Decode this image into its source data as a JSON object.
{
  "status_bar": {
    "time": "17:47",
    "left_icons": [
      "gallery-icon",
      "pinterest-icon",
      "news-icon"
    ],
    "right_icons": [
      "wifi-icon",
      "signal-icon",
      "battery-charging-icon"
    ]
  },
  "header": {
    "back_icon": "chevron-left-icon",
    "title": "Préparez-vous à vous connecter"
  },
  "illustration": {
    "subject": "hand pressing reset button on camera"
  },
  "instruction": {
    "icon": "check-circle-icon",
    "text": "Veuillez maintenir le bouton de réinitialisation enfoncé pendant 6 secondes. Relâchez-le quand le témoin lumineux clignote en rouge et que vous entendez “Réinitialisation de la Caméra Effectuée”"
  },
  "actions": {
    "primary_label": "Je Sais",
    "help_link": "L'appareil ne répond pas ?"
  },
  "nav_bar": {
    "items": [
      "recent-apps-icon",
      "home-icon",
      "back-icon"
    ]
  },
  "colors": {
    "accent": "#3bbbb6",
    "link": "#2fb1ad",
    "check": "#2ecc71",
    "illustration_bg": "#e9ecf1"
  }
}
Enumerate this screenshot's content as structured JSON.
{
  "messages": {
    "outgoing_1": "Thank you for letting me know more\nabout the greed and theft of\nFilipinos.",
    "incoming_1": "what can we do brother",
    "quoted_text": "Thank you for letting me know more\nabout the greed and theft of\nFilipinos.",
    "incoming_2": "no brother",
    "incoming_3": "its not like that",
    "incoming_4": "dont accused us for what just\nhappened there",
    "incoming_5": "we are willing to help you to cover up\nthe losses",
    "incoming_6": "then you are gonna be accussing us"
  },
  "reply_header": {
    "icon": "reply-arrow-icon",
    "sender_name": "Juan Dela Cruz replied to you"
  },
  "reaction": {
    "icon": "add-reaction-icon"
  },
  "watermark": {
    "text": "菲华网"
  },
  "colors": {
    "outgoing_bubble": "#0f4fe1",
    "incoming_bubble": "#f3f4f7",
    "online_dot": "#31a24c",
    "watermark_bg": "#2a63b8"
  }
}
^^^^
Everything from the line with "Enumerate this screenshot's" through the last line of the material above should be echoed exactly, and nothing else.

Answer to the task:
Enumerate this screenshot's content as structured JSON.
{
  "messages": {
    "outgoing_1": "Thank you for letting me know more\nabout the greed and theft of\nFilipinos.",
    "incoming_1": "what can we do brother",
    "quoted_text": "Thank you for letting me know more\nabout the greed and theft of\nFilipinos.",
    "incoming_2": "no brother",
    "incoming_3": "its not like that",
    "incoming_4": "dont accused us for what just\nhappened there",
    "incoming_5": "we are willing to help you to cover up\nthe losses",
    "incoming_6": "then you are gonna be accussing us"
  },
  "reply_header": {
    "icon": "reply-arrow-icon",
    "sender_name": "Juan Dela Cruz replied to you"
  },
  "reaction": {
    "icon": "add-reaction-icon"
  },
  "watermark": {
    "text": "菲华网"
  },
  "colors": {
    "outgoing_bubble": "#0f4fe1",
    "incoming_bubble": "#f3f4f7",
    "online_dot": "#31a24c",
    "watermark_bg": "#2a63b8"
  }
}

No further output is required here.